**Task brief**
According to the project description on missense mutation pathogenicity, which two paradigms currently dominate benchmarks for missense variant pathogenicity prediction?

**Supplied passage**
# # # # #

Predicting the pathogenicity of a (missense) mutation

Author

Abhishek Sharma

Abhishek Sharma

Abhishek is currently a senior research scientist in AI dept of Illumina, Cambridge. He did his PhD in computer science from Ecole polytechnique and masters in Applied Math from Ecole Centrale Paris. Before that, he also spent time as a researcher at EPFL, INRIA and MPI. In general, he is very interested in ML breakthroughs in real world problems with major societal impact.

Project

Predicting the effect of a (missense) mutation accurately is one of the central problems in biology. Currently, two paradigms dominate benchmarks for missense variant pathogenicity prediction, namely PrimateAI-3D and alpha-missense [1]. Interestingly, both follow totally different approaches in their learned model. While PrimateAI-3D is trained from scratch, alpha-missense [2] follows a pretraining-finetuning strategy. Both approaches rely on MSA, Protein 3D structures as input and attention mechanism in their model architecture. The goal of the project is to explore the alpha-missense pretraining-fine tuning strategy and find (simpler/better) alternatives E.g. [3] outlines a (simpler) alternative to the pre-training part (alphafold2.)

# # # # #

**Information provided**

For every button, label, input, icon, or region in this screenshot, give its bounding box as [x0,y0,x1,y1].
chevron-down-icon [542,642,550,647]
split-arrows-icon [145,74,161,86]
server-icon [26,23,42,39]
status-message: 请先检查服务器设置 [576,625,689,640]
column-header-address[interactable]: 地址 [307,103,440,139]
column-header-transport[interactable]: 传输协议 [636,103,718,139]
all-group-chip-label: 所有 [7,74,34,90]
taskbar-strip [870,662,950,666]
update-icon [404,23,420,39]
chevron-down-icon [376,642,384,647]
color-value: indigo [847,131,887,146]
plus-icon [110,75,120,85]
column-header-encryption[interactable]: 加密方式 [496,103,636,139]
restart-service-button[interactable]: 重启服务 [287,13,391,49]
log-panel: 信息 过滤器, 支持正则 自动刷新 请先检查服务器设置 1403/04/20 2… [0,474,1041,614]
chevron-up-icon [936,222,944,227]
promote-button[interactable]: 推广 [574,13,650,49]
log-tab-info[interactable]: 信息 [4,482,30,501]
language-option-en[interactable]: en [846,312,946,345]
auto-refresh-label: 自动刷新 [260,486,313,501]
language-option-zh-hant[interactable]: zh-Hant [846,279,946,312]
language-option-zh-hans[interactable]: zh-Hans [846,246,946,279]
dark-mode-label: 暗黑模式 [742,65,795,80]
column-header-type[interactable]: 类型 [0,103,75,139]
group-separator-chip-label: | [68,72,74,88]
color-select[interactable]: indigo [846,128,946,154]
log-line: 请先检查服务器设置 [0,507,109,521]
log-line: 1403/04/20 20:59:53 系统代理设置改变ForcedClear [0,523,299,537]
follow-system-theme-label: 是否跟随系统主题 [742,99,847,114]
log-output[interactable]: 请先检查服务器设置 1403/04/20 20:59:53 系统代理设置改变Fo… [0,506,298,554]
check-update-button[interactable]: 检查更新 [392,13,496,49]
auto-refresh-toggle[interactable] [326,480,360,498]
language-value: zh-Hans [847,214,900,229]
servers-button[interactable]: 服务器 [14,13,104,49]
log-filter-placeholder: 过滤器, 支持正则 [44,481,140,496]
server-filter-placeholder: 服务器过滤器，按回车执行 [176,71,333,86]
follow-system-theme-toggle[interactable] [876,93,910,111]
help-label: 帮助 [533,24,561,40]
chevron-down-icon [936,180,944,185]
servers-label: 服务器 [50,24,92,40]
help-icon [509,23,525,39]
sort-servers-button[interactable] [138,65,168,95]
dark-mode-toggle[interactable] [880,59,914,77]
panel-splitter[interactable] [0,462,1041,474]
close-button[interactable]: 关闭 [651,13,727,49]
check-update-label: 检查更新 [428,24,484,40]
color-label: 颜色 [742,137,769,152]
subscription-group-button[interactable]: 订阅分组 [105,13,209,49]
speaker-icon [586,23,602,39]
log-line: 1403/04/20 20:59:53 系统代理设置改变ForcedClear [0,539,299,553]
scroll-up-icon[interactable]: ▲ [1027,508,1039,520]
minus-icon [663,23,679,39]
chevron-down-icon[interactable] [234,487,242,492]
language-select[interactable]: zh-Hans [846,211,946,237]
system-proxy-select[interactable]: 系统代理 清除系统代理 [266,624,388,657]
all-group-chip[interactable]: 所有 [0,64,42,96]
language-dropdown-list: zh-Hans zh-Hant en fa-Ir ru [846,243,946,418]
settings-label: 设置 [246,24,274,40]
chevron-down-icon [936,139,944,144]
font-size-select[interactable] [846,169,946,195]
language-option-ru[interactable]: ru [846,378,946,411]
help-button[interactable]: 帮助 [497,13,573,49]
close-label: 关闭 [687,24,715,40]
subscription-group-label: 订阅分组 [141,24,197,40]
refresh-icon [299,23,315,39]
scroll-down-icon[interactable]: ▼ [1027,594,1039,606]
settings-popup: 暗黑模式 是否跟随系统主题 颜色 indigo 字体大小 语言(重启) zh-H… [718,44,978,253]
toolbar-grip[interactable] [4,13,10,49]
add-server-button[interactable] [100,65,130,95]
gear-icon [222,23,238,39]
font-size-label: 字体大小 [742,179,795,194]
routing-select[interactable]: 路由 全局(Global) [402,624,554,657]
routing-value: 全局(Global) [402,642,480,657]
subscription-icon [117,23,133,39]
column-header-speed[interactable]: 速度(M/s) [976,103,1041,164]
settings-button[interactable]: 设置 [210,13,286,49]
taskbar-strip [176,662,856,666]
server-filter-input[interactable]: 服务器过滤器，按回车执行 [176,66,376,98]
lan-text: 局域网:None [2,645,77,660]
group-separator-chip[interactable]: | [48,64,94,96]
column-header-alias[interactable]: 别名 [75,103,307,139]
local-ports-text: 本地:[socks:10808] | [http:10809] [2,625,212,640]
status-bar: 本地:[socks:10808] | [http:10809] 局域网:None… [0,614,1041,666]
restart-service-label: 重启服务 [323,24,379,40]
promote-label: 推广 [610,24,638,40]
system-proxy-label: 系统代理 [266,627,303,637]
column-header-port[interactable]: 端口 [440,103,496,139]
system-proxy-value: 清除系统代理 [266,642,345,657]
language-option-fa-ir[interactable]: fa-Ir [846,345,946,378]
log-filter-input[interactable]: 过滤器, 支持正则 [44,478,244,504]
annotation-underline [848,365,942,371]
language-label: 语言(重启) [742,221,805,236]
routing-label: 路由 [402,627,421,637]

# # # # #

**Completed exercise**
PrimateAI-3D and alpha-missense.